** Requirements **
Among the lines below, count those with "this". Give the total alone.

** Records to process **
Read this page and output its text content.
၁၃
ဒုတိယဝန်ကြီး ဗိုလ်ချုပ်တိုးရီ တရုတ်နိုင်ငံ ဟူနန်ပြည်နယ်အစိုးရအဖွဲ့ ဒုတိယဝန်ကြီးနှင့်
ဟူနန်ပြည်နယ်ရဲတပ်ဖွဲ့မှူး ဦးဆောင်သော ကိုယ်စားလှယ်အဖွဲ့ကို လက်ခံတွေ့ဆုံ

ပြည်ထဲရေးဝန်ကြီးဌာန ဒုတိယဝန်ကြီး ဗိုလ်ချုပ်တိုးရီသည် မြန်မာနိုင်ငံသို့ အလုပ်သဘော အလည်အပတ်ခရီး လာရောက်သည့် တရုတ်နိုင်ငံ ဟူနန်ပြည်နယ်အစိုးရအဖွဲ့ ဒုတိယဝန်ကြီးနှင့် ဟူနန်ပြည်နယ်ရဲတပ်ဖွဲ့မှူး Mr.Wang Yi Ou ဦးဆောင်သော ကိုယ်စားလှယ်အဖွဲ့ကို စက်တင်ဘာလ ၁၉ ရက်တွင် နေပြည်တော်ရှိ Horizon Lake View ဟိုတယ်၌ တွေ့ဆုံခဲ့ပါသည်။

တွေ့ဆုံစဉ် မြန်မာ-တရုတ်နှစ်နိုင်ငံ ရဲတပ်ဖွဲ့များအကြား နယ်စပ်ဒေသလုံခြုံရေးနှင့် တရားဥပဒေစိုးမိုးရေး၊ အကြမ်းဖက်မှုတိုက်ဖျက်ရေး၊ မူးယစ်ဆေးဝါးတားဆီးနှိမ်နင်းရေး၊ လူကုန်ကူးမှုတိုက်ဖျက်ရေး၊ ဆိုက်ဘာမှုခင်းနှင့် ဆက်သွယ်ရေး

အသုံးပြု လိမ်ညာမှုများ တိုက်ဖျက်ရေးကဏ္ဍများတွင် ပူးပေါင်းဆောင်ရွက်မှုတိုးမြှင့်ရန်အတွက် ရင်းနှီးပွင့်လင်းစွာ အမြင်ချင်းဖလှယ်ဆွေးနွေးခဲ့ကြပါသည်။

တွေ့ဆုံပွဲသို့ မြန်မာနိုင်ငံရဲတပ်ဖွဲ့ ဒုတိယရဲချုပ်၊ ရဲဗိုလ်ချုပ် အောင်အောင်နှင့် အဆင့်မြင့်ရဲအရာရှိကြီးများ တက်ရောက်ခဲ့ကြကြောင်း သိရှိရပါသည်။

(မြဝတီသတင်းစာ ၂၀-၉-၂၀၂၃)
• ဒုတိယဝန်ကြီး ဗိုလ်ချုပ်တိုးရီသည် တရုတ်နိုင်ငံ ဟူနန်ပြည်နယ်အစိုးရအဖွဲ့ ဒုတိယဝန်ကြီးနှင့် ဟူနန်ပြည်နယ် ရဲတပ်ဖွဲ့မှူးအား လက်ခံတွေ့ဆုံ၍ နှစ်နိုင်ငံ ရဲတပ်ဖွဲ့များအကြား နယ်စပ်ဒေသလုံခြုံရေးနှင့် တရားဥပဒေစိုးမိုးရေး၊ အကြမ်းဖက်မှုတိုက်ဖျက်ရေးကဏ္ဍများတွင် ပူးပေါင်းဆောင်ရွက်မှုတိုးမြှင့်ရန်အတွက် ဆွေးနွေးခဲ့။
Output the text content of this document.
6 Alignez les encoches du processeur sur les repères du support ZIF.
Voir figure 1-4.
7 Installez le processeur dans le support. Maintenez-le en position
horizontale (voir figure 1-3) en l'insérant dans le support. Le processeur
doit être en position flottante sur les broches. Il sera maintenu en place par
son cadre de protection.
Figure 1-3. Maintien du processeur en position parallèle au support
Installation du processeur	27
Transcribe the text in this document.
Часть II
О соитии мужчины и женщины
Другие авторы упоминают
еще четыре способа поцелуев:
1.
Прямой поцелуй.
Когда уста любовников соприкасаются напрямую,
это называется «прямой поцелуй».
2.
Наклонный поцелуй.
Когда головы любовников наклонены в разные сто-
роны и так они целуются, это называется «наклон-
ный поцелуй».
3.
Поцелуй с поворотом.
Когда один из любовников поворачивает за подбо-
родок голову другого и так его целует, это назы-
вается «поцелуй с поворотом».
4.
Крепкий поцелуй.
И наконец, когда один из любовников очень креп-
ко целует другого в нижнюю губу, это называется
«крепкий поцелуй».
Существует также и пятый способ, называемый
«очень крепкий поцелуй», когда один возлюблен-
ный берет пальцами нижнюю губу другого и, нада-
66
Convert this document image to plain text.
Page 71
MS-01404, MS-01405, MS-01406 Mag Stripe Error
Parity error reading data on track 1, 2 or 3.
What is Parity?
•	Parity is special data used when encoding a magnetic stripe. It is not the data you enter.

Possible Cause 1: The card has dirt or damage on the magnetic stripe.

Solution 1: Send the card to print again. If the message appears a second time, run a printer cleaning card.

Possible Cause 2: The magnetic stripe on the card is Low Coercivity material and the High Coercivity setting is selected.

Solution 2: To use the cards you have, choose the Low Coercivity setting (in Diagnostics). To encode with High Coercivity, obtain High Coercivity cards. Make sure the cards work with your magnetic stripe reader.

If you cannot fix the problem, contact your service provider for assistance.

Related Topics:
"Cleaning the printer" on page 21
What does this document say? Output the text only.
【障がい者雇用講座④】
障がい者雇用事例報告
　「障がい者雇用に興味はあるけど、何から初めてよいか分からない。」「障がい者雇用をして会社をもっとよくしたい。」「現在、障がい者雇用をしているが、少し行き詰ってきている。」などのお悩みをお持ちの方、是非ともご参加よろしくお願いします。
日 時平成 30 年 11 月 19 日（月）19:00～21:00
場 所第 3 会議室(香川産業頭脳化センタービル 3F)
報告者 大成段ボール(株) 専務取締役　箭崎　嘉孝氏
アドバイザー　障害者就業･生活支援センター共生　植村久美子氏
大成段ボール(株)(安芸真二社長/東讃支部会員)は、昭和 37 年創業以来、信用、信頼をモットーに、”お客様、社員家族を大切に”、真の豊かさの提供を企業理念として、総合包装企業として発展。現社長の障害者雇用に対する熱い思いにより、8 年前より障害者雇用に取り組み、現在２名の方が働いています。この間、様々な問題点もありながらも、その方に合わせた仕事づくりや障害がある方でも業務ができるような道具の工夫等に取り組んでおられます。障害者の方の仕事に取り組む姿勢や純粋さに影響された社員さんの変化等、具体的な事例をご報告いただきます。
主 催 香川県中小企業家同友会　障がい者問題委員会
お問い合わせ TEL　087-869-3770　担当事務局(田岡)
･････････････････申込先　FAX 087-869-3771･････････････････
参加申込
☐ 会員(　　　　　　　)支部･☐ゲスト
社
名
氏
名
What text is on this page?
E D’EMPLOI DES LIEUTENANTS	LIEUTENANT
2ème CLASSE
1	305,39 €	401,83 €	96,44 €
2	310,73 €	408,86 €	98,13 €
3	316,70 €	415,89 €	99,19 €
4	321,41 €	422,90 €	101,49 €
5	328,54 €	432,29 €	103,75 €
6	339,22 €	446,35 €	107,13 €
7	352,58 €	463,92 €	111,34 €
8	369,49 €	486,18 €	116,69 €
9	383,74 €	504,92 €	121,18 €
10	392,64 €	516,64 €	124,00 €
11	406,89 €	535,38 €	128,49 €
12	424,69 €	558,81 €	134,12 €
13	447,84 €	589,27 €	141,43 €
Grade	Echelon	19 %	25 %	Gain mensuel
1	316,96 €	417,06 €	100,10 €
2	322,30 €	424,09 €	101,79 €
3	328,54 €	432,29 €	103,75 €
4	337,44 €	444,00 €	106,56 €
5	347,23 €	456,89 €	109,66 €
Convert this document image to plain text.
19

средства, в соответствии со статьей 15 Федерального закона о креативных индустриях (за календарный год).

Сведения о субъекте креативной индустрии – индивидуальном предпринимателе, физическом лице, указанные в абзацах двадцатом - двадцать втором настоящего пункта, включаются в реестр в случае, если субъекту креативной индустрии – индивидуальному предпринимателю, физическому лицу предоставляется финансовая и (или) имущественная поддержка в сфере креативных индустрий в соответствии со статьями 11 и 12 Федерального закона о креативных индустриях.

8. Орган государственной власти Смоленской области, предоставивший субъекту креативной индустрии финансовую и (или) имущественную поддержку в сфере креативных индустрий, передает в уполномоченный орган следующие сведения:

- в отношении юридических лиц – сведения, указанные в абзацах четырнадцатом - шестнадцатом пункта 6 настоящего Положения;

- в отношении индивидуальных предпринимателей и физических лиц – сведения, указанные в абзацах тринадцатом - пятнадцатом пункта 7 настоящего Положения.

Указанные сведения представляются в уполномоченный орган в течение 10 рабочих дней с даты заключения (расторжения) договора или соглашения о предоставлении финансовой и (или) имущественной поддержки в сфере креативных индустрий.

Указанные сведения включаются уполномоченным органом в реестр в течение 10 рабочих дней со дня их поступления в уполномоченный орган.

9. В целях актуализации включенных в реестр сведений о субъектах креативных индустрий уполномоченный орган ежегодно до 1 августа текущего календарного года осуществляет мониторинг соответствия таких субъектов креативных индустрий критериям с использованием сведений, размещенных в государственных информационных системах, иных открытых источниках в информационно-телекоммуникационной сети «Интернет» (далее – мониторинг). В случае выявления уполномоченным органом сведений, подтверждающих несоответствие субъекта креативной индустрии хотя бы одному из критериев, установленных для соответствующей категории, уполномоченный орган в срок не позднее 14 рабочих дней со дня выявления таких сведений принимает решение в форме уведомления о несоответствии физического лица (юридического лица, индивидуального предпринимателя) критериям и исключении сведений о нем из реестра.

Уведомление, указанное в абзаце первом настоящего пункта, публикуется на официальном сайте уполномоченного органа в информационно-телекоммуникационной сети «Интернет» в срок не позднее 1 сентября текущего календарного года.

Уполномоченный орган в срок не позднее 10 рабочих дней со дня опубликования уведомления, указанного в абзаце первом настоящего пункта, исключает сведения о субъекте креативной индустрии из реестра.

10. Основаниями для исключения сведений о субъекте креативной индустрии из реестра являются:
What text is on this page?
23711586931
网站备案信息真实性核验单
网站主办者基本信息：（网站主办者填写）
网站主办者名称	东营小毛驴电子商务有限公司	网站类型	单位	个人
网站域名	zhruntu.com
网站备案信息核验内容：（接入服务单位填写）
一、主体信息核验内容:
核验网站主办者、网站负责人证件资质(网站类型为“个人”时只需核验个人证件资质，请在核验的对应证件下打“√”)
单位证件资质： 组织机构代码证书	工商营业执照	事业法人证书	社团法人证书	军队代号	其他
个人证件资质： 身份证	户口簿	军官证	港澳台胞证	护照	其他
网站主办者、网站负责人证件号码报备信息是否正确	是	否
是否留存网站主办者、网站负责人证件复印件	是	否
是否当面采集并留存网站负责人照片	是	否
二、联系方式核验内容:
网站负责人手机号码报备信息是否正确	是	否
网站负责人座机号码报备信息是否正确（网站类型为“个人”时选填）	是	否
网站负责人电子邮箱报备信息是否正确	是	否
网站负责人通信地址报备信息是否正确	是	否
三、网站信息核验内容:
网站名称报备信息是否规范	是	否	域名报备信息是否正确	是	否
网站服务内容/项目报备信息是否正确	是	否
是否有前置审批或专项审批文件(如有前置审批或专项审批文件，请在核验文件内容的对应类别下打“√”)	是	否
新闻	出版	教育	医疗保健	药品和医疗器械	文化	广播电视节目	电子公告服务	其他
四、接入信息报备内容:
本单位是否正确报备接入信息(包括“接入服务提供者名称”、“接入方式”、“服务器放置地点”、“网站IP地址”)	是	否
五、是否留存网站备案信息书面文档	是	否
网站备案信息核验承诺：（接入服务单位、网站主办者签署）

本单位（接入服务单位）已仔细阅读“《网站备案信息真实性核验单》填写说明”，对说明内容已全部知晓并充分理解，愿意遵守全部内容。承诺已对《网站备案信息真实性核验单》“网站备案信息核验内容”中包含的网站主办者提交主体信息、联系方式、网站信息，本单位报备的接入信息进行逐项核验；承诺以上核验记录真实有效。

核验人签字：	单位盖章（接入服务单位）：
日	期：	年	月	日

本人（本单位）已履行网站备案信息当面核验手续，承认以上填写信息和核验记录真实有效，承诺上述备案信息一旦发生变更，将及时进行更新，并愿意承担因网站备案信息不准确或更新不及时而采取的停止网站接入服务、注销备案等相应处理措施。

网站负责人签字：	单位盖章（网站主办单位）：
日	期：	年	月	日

** Solution **
8